*Written exercise*. Please report every line from the material that contains the word "title".

*Stored records*.
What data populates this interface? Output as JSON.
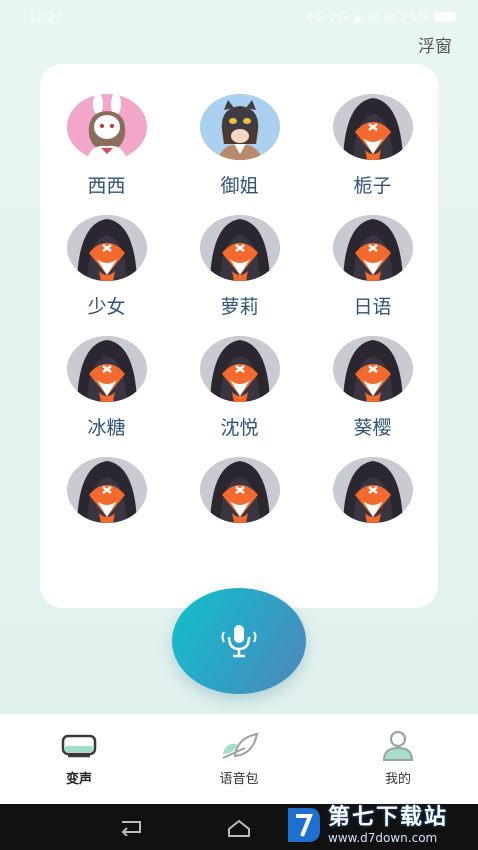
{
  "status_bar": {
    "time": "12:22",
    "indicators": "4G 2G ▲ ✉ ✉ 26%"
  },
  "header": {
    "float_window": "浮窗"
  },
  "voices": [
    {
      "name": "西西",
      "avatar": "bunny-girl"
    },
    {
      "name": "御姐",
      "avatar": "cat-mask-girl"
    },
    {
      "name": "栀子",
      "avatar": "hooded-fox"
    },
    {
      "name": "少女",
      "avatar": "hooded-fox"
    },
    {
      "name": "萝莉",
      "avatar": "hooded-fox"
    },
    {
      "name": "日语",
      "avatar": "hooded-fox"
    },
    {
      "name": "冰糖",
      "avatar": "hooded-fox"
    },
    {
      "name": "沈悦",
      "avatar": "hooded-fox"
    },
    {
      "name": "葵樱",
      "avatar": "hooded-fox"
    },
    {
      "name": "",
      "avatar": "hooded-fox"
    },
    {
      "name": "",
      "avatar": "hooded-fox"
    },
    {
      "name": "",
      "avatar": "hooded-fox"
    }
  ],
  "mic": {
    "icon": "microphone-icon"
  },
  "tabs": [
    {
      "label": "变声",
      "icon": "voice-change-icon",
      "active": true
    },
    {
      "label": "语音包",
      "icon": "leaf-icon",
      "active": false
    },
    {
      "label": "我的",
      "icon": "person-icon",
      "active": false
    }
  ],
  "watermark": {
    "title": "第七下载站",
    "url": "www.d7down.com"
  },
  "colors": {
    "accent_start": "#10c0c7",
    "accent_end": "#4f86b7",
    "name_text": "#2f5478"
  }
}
--
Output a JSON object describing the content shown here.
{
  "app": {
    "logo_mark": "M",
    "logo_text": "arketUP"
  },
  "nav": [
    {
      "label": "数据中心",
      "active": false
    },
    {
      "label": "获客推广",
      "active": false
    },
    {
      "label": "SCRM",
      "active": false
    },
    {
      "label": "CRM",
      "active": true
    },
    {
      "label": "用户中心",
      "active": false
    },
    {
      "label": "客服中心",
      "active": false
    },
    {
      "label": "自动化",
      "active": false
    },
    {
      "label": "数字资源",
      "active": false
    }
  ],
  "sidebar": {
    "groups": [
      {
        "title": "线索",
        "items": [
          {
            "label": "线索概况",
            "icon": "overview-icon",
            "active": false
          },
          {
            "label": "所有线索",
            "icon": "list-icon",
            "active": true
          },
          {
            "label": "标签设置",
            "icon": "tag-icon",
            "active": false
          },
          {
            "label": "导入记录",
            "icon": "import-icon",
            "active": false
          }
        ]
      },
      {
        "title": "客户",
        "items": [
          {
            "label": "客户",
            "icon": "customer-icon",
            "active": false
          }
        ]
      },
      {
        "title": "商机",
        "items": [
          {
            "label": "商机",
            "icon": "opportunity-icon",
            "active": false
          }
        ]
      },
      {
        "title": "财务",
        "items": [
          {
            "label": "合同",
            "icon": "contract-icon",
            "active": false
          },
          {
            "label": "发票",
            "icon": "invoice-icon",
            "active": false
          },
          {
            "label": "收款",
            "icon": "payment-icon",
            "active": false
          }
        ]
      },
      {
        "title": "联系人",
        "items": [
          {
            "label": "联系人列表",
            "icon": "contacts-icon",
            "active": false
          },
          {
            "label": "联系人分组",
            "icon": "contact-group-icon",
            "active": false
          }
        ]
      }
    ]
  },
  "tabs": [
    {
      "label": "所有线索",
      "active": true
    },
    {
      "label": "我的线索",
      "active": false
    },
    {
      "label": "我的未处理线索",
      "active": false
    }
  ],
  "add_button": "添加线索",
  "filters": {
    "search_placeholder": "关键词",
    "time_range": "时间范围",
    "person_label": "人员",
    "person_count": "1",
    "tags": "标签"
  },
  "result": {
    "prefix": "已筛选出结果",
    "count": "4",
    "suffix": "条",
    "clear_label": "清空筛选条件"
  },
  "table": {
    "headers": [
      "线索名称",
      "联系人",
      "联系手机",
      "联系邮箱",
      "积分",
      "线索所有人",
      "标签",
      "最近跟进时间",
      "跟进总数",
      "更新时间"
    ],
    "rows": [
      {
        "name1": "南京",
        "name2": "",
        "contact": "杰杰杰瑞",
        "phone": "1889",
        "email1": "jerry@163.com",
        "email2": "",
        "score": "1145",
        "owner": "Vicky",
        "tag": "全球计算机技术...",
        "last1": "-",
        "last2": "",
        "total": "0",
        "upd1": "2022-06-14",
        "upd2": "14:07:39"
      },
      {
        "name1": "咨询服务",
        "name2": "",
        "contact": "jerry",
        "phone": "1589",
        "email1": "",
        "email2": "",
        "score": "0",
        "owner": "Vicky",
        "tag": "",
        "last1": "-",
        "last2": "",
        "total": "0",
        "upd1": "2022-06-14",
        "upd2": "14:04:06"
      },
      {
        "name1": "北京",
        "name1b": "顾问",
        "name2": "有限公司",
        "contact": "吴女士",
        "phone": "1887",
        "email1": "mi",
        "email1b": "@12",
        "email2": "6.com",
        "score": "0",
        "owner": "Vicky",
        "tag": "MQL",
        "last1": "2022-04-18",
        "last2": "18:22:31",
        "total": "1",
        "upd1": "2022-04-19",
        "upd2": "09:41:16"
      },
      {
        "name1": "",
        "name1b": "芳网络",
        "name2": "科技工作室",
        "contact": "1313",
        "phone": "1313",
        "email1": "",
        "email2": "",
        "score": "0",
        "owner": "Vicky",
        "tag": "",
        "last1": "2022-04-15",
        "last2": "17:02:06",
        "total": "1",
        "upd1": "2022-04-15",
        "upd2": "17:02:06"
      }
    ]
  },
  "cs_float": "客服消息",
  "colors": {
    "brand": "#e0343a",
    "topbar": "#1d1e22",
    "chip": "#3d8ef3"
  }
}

*Task solution*.
    "title": "第七下载站",
        "title": "线索",
        "title": "客户",
        "title": "商机",
        "title": "财务",
        "title": "联系人",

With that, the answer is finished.